What to work on:
A: In the passage on querying pacman package information, what is listed under "Depends On" for vi?
B: Why does the grep command in the passage on querying pacman package information print only the description, without the "Description" label? Answer in one to three sentences.

Supplied passage:

Segment Open

Taking vi as an example, to get information about its locally installed package use

pacman -Q --info vi

This produces

Name            : vi
Version         : 1:070224-2
Description     : The original ex/vi text editor
Architecture    : x86_64
URL             : http://ex-vi.sourceforge.net/
Licenses        : custom:ex
Groups          : base
Provides        : None
Depends On      : ncurses
Optional Deps   : s-nail: used by the preserve command for notification [installed]
Required By     : None
Optional For    : None
Conflicts With  : None
Replaces        : None
Installed Size  : 290.00 KiB
Packager        : Evangelos Foutras <[email protected]>
Build Date      : Sun 06 Sep 2015 09:34:15 PM CEST
Install Date    : Mon 03 Oct 2016 07:18:13 PM CEST
Install Reason  : Explicitly installed
Install Script  : No
Validated By    : Signature

Alternatively use the shorter -i option:

pacman -Qi vi

To only get the value of a specific package property, let's say the description, there's good old grep to filter the output:

pacman -Qi vi | grep -Po '^Description\s*: \K.+'

Which prints

The original ex/vi text editor

A short explanation of the grep command above:

  • -P activates Perl-compatible regular expressions
  • -o print only the matched parts of a matching line, not the whole line
  • ^Description\s*: \K.+ is the regex: The line must start with "Description" followed by any number of whitespace characters, followed by ": ". Then:
    • \K resets the starting point of the match. The matched characters starting with "Description" are not included in the final match
    • Finally, .+ matches everything afterwards, which is the package description

Here's a general answer on how to remove known prefixes from lines.

Segment Closed

Data extracts:
Segment Open

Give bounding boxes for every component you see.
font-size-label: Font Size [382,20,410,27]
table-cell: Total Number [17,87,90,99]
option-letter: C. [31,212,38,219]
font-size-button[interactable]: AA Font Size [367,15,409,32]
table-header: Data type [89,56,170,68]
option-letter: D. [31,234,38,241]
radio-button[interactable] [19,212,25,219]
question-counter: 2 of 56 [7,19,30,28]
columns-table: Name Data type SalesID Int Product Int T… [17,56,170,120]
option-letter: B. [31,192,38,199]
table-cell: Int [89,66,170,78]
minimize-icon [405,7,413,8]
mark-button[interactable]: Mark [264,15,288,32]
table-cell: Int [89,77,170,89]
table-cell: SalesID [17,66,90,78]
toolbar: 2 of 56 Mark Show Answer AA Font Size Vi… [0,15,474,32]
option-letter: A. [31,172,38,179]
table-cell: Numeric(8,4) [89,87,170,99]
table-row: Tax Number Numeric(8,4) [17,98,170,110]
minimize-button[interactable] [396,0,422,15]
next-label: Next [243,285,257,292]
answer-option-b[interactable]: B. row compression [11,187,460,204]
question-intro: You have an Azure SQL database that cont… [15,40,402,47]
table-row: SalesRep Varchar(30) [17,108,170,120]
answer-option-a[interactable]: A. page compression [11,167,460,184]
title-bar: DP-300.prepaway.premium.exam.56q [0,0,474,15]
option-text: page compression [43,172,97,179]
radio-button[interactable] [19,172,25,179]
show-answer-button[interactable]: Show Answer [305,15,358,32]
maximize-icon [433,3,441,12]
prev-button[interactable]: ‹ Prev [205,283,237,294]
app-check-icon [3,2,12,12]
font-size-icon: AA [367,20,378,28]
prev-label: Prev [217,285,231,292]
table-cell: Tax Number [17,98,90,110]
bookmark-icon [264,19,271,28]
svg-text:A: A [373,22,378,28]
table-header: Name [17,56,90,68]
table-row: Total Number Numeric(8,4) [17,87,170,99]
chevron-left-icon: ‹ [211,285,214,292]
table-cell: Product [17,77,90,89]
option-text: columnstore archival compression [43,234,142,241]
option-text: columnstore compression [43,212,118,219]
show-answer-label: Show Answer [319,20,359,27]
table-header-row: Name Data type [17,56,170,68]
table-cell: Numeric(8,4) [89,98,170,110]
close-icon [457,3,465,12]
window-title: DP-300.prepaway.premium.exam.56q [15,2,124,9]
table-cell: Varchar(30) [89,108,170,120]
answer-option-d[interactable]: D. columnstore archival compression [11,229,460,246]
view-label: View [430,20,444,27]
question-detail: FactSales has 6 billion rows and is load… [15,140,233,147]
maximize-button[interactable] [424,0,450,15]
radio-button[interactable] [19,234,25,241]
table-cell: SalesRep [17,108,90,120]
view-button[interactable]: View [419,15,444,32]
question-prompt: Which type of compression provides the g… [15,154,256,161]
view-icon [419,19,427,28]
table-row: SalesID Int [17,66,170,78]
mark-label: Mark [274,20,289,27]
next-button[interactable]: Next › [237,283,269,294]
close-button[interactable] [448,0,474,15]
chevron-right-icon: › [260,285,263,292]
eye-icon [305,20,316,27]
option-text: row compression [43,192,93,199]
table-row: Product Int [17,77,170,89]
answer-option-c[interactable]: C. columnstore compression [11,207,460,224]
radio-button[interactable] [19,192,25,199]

Segment Closed

Solutions below:
A: ncurses

B: The -o option prints only the matched parts of a line rather than the whole line. \K resets the starting point of the match, so the characters starting with "Description" are not included in the final match. Only what .+ matches remains, which is the package description.